▸ What this task involves: Omit images. Retype all entries verbatim.

▸ Stored records:
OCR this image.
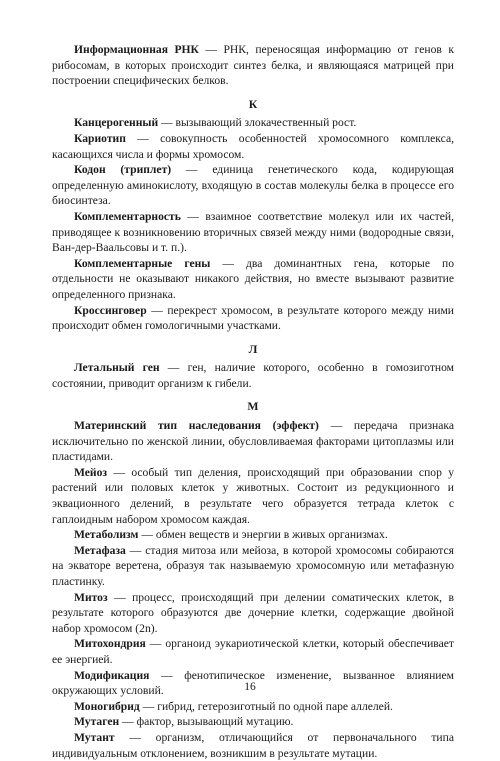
Информационная РНК — РНК, переносящая информацию от генов к рибосомам, в которых происходит синтез белка, и являющаяся матрицей при построении специфических белков.

К

Канцерогенный — вызывающий злокачественный рост.

Кариотип — совокупность особенностей хромосомного комплекса, касающихся числа и формы хромосом.

Кодон (триплет) — единица генетического кода, кодирующая определенную аминокислоту, входящую в состав молекулы белка в процессе его биосинтеза.

Комплементарность — взаимное соответствие молекул или их частей, приводящее к возникновению вторичных связей между ними (водородные связи, Ван-дер-Ваальсовы и т. п.).

Комплементарные гены — два доминантных гена, которые по отдельности не оказывают никакого действия, но вместе вызывают развитие определенного признака.

Кроссинговер — перекрест хромосом, в результате которого между ними происходит обмен гомологичными участками.

Л

Летальный ген — ген, наличие которого, особенно в гомозиготном состоянии, приводит организм к гибели.

М

Материнский тип наследования (эффект) — передача признака исключительно по женской линии, обусловливаемая факторами цитоплазмы или пластидами.

Мейоз — особый тип деления, происходящий при образовании спор у растений или половых клеток у животных. Состоит из редукционного и эквационного делений, в результате чего образуется тетрада клеток с гаплоидным набором хромосом каждая.

Метаболизм — обмен веществ и энергии в живых организмах.

Метафаза — стадия митоза или мейоза, в которой хромосомы собираются на экваторе веретена, образуя так называемую хромосомную или метафазную пластинку.

Митоз — процесс, происходящий при делении соматических клеток, в результате которого образуются две дочерние клетки, содержащие двойной набор хромосом (2n).

Митохондрия — органоид эукариотической клетки, который обеспечивает ее энергией.

Модификация — фенотипическое изменение, вызванное влиянием окружающих условий.

Моногибрид — гибрид, гетерозиготный по одной паре аллелей.

Мутаген — фактор, вызывающий мутацию.

Мутант — организм, отличающийся от первоначального типа индивидуальным отклонением, возникшим в результате мутации.

16
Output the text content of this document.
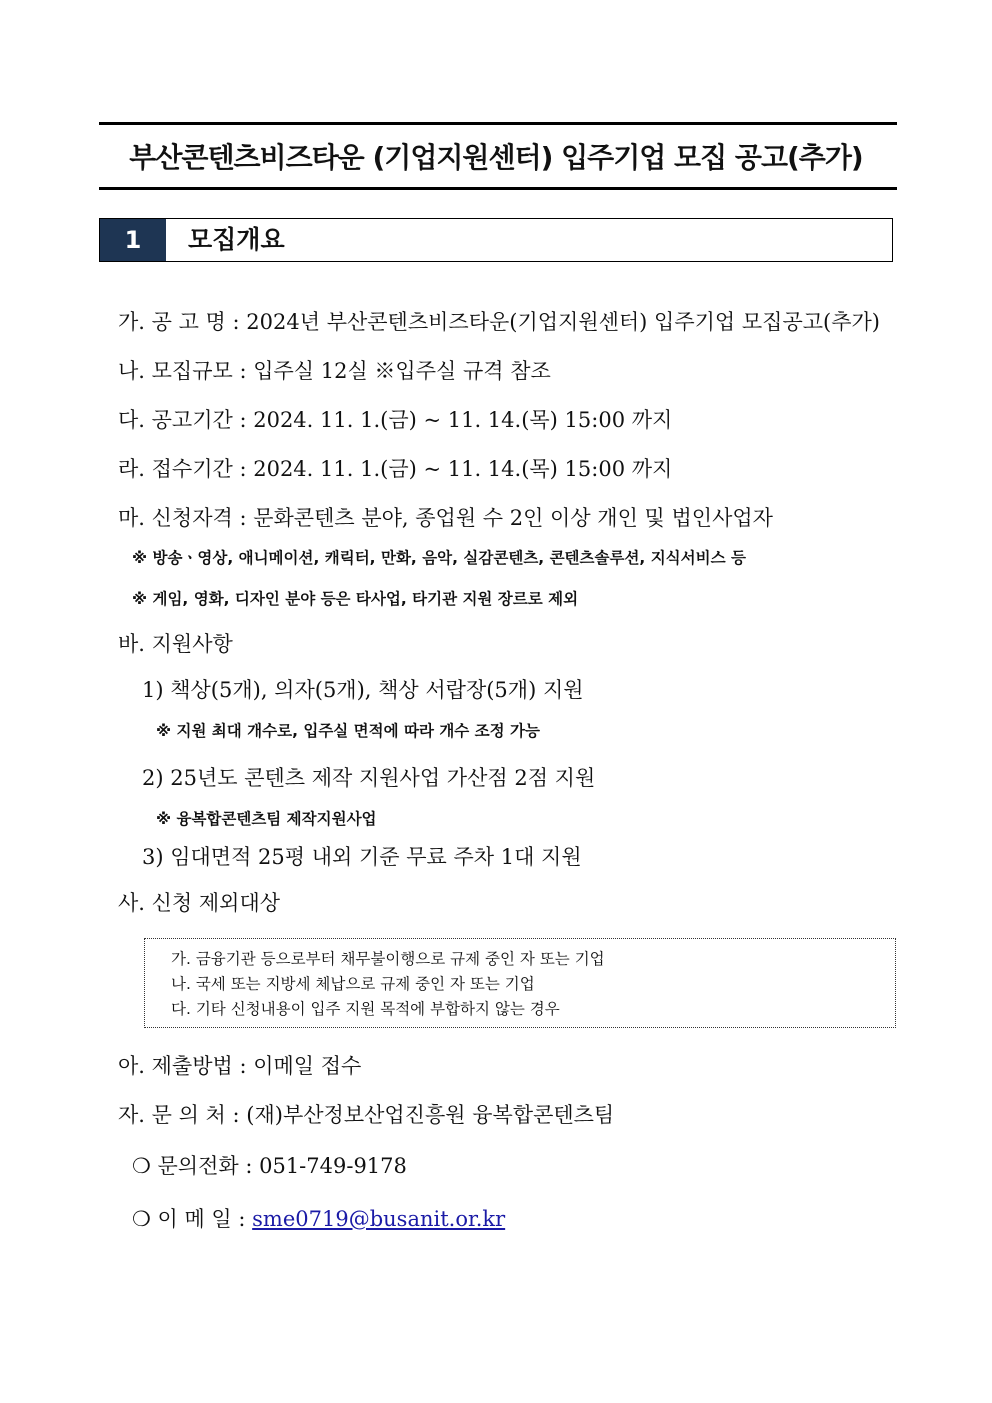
부산콘텐츠비즈타운 (기업지원센터) 입주기업 모집 공고(추가)
1	모집개요
가. 공 고 명 : 2024년 부산콘텐츠비즈타운(기업지원센터) 입주기업 모집공고(추가)
나. 모집규모 : 입주실 12실 ※입주실 규격 참조
다. 공고기간 : 2024. 11. 1.(금) ~ 11. 14.(목) 15:00 까지
라. 접수기간 : 2024. 11. 1.(금) ~ 11. 14.(목) 15:00 까지
마. 신청자격 : 문화콘텐츠 분야, 종업원 수 2인 이상 개인 및 법인사업자
※ 방송ㆍ영상, 애니메이션, 캐릭터, 만화, 음악, 실감콘텐츠, 콘텐츠솔루션, 지식서비스 등
※ 게임, 영화, 디자인 분야 등은 타사업, 타기관 지원 장르로 제외
바. 지원사항
1) 책상(5개), 의자(5개), 책상 서랍장(5개) 지원
※ 지원 최대 개수로, 입주실 면적에 따라 개수 조정 가능
2) 25년도 콘텐츠 제작 지원사업 가산점 2점 지원
※ 융복합콘텐츠팀 제작지원사업
3) 임대면적 25평 내외 기준 무료 주차 1대 지원
사. 신청 제외대상
가. 금융기관 등으로부터 채무불이행으로 규제 중인 자 또는 기업
나. 국세 또는 지방세 체납으로 규제 중인 자 또는 기업
다. 기타 신청내용이 입주 지원 목적에 부합하지 않는 경우
아. 제출방법 : 이메일 접수
자. 문 의 처 : (재)부산정보산업진흥원 융복합콘텐츠팀
❍ 문의전화 : 051-749-9178
❍ 이 메 일 : sme0719@busanit.or.kr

▸ Written solution:
OCR this image.
Информационная РНК — РНК, переносящая информацию от генов к рибосомам, в которых происходит синтез белка, и являющаяся матрицей при построении специфических белков.

К

Канцерогенный — вызывающий злокачественный рост.

Кариотип — совокупность особенностей хромосомного комплекса, касающихся числа и формы хромосом.

Кодон (триплет) — единица генетического кода, кодирующая определенную аминокислоту, входящую в состав молекулы белка в процессе его биосинтеза.

Комплементарность — взаимное соответствие молекул или их частей, приводящее к возникновению вторичных связей между ними (водородные связи, Ван-дер-Ваальсовы и т. п.).

Комплементарные гены — два доминантных гена, которые по отдельности не оказывают никакого действия, но вместе вызывают развитие определенного признака.

Кроссинговер — перекрест хромосом, в результате которого между ними происходит обмен гомологичными участками.

Л

Летальный ген — ген, наличие которого, особенно в гомозиготном состоянии, приводит организм к гибели.

М

Материнский тип наследования (эффект) — передача признака исключительно по женской линии, обусловливаемая факторами цитоплазмы или пластидами.

Мейоз — особый тип деления, происходящий при образовании спор у растений или половых клеток у животных. Состоит из редукционного и эквационного делений, в результате чего образуется тетрада клеток с гаплоидным набором хромосом каждая.

Метаболизм — обмен веществ и энергии в живых организмах.

Метафаза — стадия митоза или мейоза, в которой хромосомы собираются на экваторе веретена, образуя так называемую хромосомную или метафазную пластинку.

Митоз — процесс, происходящий при делении соматических клеток, в результате которого образуются две дочерние клетки, содержащие двойной набор хромосом (2n).

Митохондрия — органоид эукариотической клетки, который обеспечивает ее энергией.

Модификация — фенотипическое изменение, вызванное влиянием окружающих условий.

Моногибрид — гибрид, гетерозиготный по одной паре аллелей.

Мутаген — фактор, вызывающий мутацию.

Мутант — организм, отличающийся от первоначального типа индивидуальным отклонением, возникшим в результате мутации.

16
Output the text content of this document.
부산콘텐츠비즈타운 (기업지원센터) 입주기업 모집 공고(추가)
1	모집개요
가. 공 고 명 : 2024년 부산콘텐츠비즈타운(기업지원센터) 입주기업 모집공고(추가)
나. 모집규모 : 입주실 12실 ※입주실 규격 참조
다. 공고기간 : 2024. 11. 1.(금) ~ 11. 14.(목) 15:00 까지
라. 접수기간 : 2024. 11. 1.(금) ~ 11. 14.(목) 15:00 까지
마. 신청자격 : 문화콘텐츠 분야, 종업원 수 2인 이상 개인 및 법인사업자
※ 방송ㆍ영상, 애니메이션, 캐릭터, 만화, 음악, 실감콘텐츠, 콘텐츠솔루션, 지식서비스 등
※ 게임, 영화, 디자인 분야 등은 타사업, 타기관 지원 장르로 제외
바. 지원사항
1) 책상(5개), 의자(5개), 책상 서랍장(5개) 지원
※ 지원 최대 개수로, 입주실 면적에 따라 개수 조정 가능
2) 25년도 콘텐츠 제작 지원사업 가산점 2점 지원
※ 융복합콘텐츠팀 제작지원사업
3) 임대면적 25평 내외 기준 무료 주차 1대 지원
사. 신청 제외대상
가. 금융기관 등으로부터 채무불이행으로 규제 중인 자 또는 기업
나. 국세 또는 지방세 체납으로 규제 중인 자 또는 기업
다. 기타 신청내용이 입주 지원 목적에 부합하지 않는 경우
아. 제출방법 : 이메일 접수
자. 문 의 처 : (재)부산정보산업진흥원 융복합콘텐츠팀
❍ 문의전화 : 051-749-9178
❍ 이 메 일 : sme0719@busanit.or.kr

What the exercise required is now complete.